* ABOUT THIS EXERCISE
Where the string "most" appears in a line of the material below, copy that line.

* SOURCE MATERIAL
★ ★ ★

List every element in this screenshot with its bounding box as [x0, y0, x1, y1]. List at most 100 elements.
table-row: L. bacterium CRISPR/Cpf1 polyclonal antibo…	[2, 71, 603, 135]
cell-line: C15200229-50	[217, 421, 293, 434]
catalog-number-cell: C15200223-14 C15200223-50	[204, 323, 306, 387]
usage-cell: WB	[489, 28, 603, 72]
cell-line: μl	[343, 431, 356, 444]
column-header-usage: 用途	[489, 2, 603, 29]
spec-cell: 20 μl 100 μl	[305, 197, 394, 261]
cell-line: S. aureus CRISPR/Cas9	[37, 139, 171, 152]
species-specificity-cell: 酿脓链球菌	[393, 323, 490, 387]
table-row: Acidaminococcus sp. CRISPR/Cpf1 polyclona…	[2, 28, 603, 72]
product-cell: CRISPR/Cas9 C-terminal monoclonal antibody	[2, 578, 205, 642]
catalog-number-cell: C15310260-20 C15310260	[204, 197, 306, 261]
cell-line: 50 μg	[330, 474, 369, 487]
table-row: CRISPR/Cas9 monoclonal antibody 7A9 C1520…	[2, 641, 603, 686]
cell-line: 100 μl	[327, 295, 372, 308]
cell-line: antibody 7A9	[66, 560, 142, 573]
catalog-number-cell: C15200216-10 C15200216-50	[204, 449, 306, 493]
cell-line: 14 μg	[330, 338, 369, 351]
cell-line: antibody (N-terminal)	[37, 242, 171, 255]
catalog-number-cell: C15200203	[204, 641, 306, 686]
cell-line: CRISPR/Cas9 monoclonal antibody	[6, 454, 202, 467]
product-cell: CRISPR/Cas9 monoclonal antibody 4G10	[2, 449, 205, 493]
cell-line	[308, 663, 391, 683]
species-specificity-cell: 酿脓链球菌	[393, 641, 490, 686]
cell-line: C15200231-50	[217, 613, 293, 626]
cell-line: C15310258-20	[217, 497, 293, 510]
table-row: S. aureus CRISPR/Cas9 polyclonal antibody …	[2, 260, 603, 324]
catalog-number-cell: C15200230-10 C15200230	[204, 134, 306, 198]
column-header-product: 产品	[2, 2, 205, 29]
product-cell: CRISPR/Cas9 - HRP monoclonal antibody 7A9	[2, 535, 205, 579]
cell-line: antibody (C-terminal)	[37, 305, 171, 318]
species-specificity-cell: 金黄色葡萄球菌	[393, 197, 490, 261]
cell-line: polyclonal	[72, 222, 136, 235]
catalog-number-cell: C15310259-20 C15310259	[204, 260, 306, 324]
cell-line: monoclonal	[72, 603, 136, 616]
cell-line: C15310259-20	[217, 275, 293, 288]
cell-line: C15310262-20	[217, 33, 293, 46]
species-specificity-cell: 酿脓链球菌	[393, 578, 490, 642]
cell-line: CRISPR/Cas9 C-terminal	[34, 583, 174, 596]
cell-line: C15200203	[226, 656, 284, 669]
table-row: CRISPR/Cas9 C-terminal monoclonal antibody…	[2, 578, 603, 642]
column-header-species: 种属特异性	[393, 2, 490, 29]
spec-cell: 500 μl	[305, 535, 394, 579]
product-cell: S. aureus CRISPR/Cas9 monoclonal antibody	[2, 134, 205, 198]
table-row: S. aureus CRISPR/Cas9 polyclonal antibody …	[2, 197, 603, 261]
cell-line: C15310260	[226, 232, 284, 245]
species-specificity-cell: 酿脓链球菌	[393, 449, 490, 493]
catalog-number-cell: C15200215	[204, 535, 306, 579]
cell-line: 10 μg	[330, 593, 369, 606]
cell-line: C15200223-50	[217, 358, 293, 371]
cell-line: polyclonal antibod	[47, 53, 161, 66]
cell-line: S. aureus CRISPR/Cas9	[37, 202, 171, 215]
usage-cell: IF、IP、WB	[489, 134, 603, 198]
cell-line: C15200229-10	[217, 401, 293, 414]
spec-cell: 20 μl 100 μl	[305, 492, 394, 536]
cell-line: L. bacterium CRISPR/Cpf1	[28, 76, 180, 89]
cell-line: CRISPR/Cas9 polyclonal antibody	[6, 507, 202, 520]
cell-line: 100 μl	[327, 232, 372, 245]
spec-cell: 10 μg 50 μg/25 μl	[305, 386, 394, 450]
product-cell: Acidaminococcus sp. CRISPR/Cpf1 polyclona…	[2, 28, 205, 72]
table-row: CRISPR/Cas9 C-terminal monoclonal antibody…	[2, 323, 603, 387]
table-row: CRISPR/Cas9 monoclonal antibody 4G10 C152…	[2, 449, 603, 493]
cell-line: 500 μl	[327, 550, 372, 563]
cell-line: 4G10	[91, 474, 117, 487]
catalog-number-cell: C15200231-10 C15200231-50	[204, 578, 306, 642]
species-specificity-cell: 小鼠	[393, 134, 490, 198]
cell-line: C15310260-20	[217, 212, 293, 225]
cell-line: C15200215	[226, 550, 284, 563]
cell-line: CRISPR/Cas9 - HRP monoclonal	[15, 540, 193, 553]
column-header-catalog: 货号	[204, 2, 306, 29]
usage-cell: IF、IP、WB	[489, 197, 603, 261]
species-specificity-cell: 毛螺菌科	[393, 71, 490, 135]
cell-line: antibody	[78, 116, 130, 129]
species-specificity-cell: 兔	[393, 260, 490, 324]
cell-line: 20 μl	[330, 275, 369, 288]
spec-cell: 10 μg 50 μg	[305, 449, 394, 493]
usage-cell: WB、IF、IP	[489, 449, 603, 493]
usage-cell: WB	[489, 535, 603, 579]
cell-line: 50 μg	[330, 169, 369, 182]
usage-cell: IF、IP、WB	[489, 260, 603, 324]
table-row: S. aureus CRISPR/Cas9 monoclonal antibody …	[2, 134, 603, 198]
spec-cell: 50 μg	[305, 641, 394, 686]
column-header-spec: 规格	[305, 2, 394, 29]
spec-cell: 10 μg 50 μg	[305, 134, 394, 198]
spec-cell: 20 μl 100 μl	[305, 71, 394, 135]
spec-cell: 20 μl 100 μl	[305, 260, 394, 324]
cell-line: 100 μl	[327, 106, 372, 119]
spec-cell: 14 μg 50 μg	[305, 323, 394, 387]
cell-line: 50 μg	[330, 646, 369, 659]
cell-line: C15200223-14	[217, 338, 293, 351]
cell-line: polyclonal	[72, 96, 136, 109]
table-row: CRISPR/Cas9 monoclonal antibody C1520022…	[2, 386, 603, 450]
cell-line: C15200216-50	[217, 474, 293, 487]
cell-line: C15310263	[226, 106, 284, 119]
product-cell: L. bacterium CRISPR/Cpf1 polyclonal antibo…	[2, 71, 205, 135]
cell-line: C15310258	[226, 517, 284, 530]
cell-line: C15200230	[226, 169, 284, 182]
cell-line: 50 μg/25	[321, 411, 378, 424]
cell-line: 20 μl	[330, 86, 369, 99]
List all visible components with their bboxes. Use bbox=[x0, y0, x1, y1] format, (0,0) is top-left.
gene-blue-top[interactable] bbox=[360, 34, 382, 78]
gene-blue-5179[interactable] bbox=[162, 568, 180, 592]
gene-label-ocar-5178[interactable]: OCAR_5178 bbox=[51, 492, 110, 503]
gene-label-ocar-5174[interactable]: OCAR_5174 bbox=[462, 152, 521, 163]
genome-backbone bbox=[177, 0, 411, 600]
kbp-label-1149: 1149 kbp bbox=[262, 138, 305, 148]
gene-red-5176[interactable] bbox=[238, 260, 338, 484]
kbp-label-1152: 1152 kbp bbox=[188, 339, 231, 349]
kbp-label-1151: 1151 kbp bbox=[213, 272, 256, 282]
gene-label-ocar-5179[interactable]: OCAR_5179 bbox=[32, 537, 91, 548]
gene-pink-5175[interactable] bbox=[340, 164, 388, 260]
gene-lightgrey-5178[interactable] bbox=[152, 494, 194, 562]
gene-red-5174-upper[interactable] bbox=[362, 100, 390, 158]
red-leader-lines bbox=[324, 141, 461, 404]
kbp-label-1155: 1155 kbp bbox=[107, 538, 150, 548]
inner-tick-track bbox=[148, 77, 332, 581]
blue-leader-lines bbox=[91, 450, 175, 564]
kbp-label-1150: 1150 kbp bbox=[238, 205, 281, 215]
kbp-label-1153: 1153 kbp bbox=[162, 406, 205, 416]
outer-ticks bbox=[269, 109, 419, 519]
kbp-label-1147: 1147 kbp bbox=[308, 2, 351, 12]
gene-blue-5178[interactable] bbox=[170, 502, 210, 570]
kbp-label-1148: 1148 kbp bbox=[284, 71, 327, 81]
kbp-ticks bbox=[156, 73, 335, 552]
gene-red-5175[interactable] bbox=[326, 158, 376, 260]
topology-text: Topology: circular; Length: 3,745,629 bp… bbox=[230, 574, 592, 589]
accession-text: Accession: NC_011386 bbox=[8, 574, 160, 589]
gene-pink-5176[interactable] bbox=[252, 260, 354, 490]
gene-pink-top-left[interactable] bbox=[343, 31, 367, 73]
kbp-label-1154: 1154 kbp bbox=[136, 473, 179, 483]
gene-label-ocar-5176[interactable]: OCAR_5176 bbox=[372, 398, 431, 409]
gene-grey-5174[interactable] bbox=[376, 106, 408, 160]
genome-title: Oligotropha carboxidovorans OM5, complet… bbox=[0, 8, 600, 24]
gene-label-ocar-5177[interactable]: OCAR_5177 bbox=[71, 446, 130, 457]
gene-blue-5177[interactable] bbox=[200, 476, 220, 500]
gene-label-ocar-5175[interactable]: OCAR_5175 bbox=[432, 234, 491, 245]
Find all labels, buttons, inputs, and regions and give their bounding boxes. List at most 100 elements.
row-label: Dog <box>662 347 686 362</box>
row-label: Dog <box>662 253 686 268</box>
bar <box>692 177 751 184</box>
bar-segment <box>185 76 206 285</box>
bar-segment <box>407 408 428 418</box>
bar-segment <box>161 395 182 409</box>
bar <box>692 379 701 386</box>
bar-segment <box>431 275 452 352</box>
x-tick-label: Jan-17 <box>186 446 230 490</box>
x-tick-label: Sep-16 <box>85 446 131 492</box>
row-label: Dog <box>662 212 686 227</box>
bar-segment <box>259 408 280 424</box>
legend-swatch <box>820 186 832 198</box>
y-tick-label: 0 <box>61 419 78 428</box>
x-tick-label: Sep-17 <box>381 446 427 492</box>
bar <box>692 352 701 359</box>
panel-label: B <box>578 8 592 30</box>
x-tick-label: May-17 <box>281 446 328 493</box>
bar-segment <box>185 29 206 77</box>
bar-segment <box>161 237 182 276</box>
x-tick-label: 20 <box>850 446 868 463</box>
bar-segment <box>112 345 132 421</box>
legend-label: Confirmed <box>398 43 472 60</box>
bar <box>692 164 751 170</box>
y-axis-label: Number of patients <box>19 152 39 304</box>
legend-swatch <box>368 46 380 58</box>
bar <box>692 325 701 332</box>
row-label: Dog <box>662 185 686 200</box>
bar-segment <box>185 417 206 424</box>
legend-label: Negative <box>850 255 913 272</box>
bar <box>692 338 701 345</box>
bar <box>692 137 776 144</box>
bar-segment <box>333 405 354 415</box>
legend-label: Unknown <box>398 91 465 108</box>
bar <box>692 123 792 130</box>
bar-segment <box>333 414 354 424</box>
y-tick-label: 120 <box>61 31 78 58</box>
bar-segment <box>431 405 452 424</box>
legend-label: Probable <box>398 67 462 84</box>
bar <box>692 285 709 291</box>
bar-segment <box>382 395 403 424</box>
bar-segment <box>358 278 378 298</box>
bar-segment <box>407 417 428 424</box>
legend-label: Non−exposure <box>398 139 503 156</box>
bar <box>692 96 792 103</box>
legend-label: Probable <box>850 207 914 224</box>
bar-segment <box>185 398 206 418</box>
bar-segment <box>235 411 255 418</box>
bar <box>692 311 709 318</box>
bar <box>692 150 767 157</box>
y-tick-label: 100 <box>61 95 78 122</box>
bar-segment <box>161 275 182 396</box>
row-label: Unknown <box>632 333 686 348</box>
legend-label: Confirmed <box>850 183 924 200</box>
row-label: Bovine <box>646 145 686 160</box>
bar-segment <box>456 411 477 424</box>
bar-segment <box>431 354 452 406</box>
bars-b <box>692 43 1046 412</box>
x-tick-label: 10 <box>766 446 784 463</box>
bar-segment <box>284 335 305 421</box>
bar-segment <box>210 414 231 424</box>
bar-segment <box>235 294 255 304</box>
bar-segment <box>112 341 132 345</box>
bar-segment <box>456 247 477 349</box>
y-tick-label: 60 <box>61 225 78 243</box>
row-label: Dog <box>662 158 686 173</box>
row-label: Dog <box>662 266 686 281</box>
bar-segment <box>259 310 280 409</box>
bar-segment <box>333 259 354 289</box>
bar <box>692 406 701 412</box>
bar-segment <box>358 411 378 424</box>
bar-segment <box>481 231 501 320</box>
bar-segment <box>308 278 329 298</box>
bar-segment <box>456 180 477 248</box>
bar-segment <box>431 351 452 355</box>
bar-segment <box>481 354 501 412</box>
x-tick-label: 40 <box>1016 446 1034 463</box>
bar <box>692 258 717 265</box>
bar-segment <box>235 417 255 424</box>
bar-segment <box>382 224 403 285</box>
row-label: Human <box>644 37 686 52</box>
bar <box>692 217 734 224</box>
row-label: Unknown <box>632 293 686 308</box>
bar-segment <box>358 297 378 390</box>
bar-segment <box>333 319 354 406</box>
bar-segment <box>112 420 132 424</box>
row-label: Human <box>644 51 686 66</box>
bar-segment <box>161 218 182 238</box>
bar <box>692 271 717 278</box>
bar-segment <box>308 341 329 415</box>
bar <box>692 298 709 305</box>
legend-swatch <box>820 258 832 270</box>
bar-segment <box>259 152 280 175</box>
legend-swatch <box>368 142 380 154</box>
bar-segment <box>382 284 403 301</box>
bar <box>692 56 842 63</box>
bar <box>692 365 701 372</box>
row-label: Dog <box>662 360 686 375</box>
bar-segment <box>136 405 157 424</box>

★ ★ ★

* SOLUTION
List every element in this screenshot with its bounding box as [x0, y0, x1, y1]. List at most 100 elements.
Find all labels, buttons, inputs, and regions and give their bounding boxes. List at most 100 elements.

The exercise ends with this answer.